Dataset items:
□ □ □ □ □

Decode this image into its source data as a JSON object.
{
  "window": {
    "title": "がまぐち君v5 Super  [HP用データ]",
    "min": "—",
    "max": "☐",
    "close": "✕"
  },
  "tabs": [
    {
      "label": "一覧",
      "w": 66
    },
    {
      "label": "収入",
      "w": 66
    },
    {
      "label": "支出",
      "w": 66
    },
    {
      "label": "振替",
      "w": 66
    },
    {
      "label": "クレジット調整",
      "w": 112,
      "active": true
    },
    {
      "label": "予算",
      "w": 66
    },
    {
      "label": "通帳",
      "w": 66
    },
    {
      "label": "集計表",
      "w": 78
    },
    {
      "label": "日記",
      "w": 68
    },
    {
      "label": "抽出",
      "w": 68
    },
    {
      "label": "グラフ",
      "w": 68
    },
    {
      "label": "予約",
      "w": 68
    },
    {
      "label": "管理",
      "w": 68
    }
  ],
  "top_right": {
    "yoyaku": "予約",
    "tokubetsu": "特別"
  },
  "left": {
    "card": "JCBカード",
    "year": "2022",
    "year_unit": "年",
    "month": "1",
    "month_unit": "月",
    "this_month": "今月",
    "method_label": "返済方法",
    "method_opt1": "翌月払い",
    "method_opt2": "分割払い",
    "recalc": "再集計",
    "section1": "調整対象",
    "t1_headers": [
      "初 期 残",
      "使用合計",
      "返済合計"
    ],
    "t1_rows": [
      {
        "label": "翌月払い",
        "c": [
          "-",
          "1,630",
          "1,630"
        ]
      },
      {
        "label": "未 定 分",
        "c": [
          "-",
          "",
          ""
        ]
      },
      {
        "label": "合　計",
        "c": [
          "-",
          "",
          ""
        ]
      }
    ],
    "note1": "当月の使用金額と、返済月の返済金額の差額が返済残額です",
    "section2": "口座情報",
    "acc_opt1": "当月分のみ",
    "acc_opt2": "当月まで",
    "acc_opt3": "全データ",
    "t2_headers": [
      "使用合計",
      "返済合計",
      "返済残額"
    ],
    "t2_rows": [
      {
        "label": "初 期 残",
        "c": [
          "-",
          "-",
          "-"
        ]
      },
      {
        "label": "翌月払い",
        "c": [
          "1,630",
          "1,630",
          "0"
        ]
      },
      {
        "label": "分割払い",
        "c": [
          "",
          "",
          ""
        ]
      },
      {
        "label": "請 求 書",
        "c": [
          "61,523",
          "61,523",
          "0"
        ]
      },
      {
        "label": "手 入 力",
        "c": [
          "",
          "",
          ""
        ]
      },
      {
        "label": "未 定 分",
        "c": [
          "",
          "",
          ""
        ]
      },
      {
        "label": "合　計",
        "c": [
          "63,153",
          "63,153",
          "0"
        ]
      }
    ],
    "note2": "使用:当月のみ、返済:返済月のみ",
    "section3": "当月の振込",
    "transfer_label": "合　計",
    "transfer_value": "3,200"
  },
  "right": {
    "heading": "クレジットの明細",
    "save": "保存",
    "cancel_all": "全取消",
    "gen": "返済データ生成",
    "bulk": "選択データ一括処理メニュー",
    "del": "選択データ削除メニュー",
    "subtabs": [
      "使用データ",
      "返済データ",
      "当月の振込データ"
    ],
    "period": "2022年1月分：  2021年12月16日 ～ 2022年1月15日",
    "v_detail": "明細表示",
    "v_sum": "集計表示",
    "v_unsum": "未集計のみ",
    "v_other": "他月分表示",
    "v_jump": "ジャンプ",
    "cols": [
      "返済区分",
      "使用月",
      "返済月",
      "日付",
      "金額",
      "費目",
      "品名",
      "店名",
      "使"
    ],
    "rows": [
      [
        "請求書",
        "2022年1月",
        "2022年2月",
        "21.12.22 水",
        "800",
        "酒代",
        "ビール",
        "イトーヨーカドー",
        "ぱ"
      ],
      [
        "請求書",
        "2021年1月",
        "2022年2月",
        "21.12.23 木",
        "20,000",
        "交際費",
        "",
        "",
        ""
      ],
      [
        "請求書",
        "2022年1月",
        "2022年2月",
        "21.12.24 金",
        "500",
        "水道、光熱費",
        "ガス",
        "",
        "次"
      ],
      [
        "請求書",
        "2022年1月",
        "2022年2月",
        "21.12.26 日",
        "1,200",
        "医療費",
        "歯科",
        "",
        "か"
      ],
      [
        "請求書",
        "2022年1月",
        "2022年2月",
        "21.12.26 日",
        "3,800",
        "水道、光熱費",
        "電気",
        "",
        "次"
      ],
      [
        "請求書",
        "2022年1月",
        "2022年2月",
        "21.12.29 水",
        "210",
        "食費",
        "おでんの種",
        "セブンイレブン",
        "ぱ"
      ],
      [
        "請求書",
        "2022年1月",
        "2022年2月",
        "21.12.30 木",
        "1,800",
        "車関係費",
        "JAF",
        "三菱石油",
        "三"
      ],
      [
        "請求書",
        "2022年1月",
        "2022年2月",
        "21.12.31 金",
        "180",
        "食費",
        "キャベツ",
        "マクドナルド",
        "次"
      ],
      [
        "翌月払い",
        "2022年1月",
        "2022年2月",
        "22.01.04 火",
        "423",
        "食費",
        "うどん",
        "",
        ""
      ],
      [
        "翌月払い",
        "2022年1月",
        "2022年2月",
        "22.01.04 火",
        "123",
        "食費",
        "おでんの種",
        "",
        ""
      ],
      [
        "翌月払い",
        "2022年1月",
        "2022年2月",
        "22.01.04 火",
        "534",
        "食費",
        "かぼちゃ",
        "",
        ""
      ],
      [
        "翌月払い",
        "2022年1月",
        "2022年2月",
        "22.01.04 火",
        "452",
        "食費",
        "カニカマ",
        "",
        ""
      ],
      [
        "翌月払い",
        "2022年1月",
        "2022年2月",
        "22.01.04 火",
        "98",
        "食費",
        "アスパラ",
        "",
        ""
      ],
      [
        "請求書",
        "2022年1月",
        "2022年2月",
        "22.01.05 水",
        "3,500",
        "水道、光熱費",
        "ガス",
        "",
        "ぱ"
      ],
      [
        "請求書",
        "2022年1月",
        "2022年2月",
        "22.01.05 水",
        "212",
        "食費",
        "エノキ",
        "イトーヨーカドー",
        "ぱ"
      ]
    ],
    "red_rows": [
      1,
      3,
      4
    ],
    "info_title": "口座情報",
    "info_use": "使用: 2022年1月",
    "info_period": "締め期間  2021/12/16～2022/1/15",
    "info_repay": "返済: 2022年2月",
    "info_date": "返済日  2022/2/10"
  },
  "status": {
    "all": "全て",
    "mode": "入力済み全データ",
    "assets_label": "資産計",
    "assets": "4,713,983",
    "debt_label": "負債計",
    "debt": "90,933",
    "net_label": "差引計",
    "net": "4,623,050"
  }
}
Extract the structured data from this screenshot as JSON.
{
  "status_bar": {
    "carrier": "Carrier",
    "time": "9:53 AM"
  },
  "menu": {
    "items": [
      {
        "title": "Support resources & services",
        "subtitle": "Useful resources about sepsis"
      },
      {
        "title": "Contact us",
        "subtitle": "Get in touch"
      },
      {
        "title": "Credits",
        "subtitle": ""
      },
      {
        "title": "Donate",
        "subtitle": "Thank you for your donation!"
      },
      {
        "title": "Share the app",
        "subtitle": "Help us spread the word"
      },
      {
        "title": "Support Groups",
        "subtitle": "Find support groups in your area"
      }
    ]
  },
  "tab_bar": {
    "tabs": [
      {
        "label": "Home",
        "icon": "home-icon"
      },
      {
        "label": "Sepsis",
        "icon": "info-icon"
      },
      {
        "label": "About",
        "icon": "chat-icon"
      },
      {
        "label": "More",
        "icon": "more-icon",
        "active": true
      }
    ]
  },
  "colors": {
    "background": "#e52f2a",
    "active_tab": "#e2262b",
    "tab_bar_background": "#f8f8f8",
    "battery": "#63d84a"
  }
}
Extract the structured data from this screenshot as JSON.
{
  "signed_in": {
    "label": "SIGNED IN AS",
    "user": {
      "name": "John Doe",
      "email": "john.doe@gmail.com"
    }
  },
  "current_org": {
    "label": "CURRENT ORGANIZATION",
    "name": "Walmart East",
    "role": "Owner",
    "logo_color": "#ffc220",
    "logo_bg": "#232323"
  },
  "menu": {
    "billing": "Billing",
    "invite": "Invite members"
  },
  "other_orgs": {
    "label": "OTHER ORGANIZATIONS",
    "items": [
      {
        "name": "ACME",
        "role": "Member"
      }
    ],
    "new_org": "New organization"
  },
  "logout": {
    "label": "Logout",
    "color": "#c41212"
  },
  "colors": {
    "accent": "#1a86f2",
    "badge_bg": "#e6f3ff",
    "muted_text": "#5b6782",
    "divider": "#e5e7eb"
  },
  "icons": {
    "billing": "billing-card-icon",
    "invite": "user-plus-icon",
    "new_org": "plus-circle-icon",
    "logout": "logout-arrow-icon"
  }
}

□ □ □ □ □

■ **Written problem**
Look through the data above. Each line containing the word "invite" needs to be copied.

■ **Reply to the task**
    "invite": "Invite members"
    "invite": "user-plus-icon",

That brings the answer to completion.